Work to be completed: Repeat the data verbatim.

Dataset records

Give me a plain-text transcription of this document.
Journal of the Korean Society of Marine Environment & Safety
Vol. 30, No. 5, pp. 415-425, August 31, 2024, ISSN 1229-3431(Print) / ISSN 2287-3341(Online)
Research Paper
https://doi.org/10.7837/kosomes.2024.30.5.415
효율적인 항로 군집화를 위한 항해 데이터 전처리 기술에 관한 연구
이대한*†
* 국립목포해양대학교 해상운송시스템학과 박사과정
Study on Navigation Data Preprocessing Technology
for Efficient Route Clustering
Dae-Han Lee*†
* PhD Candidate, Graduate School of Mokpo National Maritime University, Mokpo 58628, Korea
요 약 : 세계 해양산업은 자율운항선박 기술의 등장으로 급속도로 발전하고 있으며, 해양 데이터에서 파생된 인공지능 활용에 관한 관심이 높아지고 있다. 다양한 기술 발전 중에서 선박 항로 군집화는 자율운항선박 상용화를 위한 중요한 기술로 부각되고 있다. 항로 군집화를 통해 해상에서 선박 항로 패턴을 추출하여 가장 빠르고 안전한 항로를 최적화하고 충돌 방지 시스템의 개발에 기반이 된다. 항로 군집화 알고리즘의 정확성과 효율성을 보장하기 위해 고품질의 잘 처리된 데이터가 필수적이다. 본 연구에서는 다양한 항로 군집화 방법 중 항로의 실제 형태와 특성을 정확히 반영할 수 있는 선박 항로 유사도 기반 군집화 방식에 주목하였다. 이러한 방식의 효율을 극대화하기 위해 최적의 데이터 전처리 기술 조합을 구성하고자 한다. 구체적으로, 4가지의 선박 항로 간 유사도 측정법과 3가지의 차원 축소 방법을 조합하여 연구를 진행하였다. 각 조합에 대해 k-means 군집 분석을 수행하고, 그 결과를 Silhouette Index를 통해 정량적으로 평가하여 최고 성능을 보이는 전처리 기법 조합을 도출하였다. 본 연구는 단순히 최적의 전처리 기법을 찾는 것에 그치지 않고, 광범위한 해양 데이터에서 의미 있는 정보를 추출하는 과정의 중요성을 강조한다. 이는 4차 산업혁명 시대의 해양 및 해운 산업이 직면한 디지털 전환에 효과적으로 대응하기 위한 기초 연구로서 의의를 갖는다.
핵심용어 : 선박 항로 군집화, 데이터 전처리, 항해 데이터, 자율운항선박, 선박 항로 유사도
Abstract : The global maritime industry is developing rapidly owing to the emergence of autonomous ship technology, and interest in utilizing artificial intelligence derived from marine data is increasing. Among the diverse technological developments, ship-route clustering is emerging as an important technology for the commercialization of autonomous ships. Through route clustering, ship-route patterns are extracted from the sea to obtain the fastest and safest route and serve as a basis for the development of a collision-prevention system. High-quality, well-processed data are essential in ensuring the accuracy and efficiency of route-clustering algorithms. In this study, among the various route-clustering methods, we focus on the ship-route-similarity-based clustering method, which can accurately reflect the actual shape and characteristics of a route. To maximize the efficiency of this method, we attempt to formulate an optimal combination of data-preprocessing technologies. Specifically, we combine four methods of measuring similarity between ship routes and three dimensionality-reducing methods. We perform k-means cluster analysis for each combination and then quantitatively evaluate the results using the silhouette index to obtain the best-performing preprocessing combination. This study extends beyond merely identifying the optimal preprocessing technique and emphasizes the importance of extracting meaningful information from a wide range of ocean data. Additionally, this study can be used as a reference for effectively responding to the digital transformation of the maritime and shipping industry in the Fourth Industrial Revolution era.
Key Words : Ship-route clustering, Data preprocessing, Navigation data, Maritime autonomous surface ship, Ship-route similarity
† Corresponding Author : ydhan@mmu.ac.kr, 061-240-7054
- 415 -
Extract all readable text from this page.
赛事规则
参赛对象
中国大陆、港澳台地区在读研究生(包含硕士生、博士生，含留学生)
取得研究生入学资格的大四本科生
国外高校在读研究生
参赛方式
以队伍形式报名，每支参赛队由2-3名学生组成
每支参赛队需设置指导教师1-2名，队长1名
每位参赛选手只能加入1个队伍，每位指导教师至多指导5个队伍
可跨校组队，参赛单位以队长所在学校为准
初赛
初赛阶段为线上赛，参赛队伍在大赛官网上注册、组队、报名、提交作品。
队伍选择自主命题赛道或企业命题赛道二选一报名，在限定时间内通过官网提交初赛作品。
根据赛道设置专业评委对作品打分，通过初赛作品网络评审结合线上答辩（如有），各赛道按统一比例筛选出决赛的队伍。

Written response:
Give me a plain-text transcription of this document.
Journal of the Korean Society of Marine Environment & Safety
Vol. 30, No. 5, pp. 415-425, August 31, 2024, ISSN 1229-3431(Print) / ISSN 2287-3341(Online)
Research Paper
https://doi.org/10.7837/kosomes.2024.30.5.415
효율적인 항로 군집화를 위한 항해 데이터 전처리 기술에 관한 연구
이대한*†
* 국립목포해양대학교 해상운송시스템학과 박사과정
Study on Navigation Data Preprocessing Technology
for Efficient Route Clustering
Dae-Han Lee*†
* PhD Candidate, Graduate School of Mokpo National Maritime University, Mokpo 58628, Korea
요 약 : 세계 해양산업은 자율운항선박 기술의 등장으로 급속도로 발전하고 있으며, 해양 데이터에서 파생된 인공지능 활용에 관한 관심이 높아지고 있다. 다양한 기술 발전 중에서 선박 항로 군집화는 자율운항선박 상용화를 위한 중요한 기술로 부각되고 있다. 항로 군집화를 통해 해상에서 선박 항로 패턴을 추출하여 가장 빠르고 안전한 항로를 최적화하고 충돌 방지 시스템의 개발에 기반이 된다. 항로 군집화 알고리즘의 정확성과 효율성을 보장하기 위해 고품질의 잘 처리된 데이터가 필수적이다. 본 연구에서는 다양한 항로 군집화 방법 중 항로의 실제 형태와 특성을 정확히 반영할 수 있는 선박 항로 유사도 기반 군집화 방식에 주목하였다. 이러한 방식의 효율을 극대화하기 위해 최적의 데이터 전처리 기술 조합을 구성하고자 한다. 구체적으로, 4가지의 선박 항로 간 유사도 측정법과 3가지의 차원 축소 방법을 조합하여 연구를 진행하였다. 각 조합에 대해 k-means 군집 분석을 수행하고, 그 결과를 Silhouette Index를 통해 정량적으로 평가하여 최고 성능을 보이는 전처리 기법 조합을 도출하였다. 본 연구는 단순히 최적의 전처리 기법을 찾는 것에 그치지 않고, 광범위한 해양 데이터에서 의미 있는 정보를 추출하는 과정의 중요성을 강조한다. 이는 4차 산업혁명 시대의 해양 및 해운 산업이 직면한 디지털 전환에 효과적으로 대응하기 위한 기초 연구로서 의의를 갖는다.
핵심용어 : 선박 항로 군집화, 데이터 전처리, 항해 데이터, 자율운항선박, 선박 항로 유사도
Abstract : The global maritime industry is developing rapidly owing to the emergence of autonomous ship technology, and interest in utilizing artificial intelligence derived from marine data is increasing. Among the diverse technological developments, ship-route clustering is emerging as an important technology for the commercialization of autonomous ships. Through route clustering, ship-route patterns are extracted from the sea to obtain the fastest and safest route and serve as a basis for the development of a collision-prevention system. High-quality, well-processed data are essential in ensuring the accuracy and efficiency of route-clustering algorithms. In this study, among the various route-clustering methods, we focus on the ship-route-similarity-based clustering method, which can accurately reflect the actual shape and characteristics of a route. To maximize the efficiency of this method, we attempt to formulate an optimal combination of data-preprocessing technologies. Specifically, we combine four methods of measuring similarity between ship routes and three dimensionality-reducing methods. We perform k-means cluster analysis for each combination and then quantitatively evaluate the results using the silhouette index to obtain the best-performing preprocessing combination. This study extends beyond merely identifying the optimal preprocessing technique and emphasizes the importance of extracting meaningful information from a wide range of ocean data. Additionally, this study can be used as a reference for effectively responding to the digital transformation of the maritime and shipping industry in the Fourth Industrial Revolution era.
Key Words : Ship-route clustering, Data preprocessing, Navigation data, Maritime autonomous surface ship, Ship-route similarity
† Corresponding Author : ydhan@mmu.ac.kr, 061-240-7054
- 415 -
Extract all readable text from this page.
赛事规则
参赛对象
中国大陆、港澳台地区在读研究生(包含硕士生、博士生，含留学生)
取得研究生入学资格的大四本科生
国外高校在读研究生
参赛方式
以队伍形式报名，每支参赛队由2-3名学生组成
每支参赛队需设置指导教师1-2名，队长1名
每位参赛选手只能加入1个队伍，每位指导教师至多指导5个队伍
可跨校组队，参赛单位以队长所在学校为准
初赛
初赛阶段为线上赛，参赛队伍在大赛官网上注册、组队、报名、提交作品。
队伍选择自主命题赛道或企业命题赛道二选一报名，在限定时间内通过官网提交初赛作品。
根据赛道设置专业评委对作品打分，通过初赛作品网络评审结合线上答辩（如有），各赛道按统一比例筛选出决赛的队伍。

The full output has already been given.